> _Input material_
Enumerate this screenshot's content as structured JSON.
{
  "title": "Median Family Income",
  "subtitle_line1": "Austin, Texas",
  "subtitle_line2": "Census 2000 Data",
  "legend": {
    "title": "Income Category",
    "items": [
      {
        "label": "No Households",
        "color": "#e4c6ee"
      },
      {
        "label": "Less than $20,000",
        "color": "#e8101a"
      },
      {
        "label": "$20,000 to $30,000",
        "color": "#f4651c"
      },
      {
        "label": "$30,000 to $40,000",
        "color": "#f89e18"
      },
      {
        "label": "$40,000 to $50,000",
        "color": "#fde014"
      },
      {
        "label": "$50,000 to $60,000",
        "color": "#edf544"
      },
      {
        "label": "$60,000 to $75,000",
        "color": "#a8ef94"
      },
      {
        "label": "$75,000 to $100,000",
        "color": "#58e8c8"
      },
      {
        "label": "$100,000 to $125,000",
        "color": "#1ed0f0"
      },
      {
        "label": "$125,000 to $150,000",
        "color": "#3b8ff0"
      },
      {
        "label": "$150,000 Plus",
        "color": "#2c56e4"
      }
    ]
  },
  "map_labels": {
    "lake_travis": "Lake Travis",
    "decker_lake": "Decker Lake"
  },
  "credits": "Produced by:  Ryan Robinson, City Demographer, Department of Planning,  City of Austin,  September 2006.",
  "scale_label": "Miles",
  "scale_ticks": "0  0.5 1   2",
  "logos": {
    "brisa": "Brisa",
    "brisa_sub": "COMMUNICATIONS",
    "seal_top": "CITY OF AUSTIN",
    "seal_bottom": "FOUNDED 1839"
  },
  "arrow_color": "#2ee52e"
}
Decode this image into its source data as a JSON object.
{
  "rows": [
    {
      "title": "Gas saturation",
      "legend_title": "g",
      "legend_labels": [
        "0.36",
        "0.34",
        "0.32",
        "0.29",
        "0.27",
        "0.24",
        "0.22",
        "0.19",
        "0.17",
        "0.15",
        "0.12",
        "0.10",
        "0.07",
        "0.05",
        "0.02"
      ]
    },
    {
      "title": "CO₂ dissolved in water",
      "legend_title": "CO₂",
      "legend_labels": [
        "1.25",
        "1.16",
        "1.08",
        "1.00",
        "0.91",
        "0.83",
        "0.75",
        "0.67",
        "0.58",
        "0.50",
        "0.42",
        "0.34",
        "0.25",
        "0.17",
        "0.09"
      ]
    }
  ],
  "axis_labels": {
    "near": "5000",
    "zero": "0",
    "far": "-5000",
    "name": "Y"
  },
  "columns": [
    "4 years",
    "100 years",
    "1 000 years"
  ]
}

> _Instructions to follow_
Make an exact copy of every line in the data.

> _Response below_
Enumerate this screenshot's content as structured JSON.
{
  "title": "Median Family Income",
  "subtitle_line1": "Austin, Texas",
  "subtitle_line2": "Census 2000 Data",
  "legend": {
    "title": "Income Category",
    "items": [
      {
        "label": "No Households",
        "color": "#e4c6ee"
      },
      {
        "label": "Less than $20,000",
        "color": "#e8101a"
      },
      {
        "label": "$20,000 to $30,000",
        "color": "#f4651c"
      },
      {
        "label": "$30,000 to $40,000",
        "color": "#f89e18"
      },
      {
        "label": "$40,000 to $50,000",
        "color": "#fde014"
      },
      {
        "label": "$50,000 to $60,000",
        "color": "#edf544"
      },
      {
        "label": "$60,000 to $75,000",
        "color": "#a8ef94"
      },
      {
        "label": "$75,000 to $100,000",
        "color": "#58e8c8"
      },
      {
        "label": "$100,000 to $125,000",
        "color": "#1ed0f0"
      },
      {
        "label": "$125,000 to $150,000",
        "color": "#3b8ff0"
      },
      {
        "label": "$150,000 Plus",
        "color": "#2c56e4"
      }
    ]
  },
  "map_labels": {
    "lake_travis": "Lake Travis",
    "decker_lake": "Decker Lake"
  },
  "credits": "Produced by:  Ryan Robinson, City Demographer, Department of Planning,  City of Austin,  September 2006.",
  "scale_label": "Miles",
  "scale_ticks": "0  0.5 1   2",
  "logos": {
    "brisa": "Brisa",
    "brisa_sub": "COMMUNICATIONS",
    "seal_top": "CITY OF AUSTIN",
    "seal_bottom": "FOUNDED 1839"
  },
  "arrow_color": "#2ee52e"
}
Decode this image into its source data as a JSON object.
{
  "rows": [
    {
      "title": "Gas saturation",
      "legend_title": "g",
      "legend_labels": [
        "0.36",
        "0.34",
        "0.32",
        "0.29",
        "0.27",
        "0.24",
        "0.22",
        "0.19",
        "0.17",
        "0.15",
        "0.12",
        "0.10",
        "0.07",
        "0.05",
        "0.02"
      ]
    },
    {
      "title": "CO₂ dissolved in water",
      "legend_title": "CO₂",
      "legend_labels": [
        "1.25",
        "1.16",
        "1.08",
        "1.00",
        "0.91",
        "0.83",
        "0.75",
        "0.67",
        "0.58",
        "0.50",
        "0.42",
        "0.34",
        "0.25",
        "0.17",
        "0.09"
      ]
    }
  ],
  "axis_labels": {
    "near": "5000",
    "zero": "0",
    "far": "-5000",
    "name": "Y"
  },
  "columns": [
    "4 years",
    "100 years",
    "1 000 years"
  ]
}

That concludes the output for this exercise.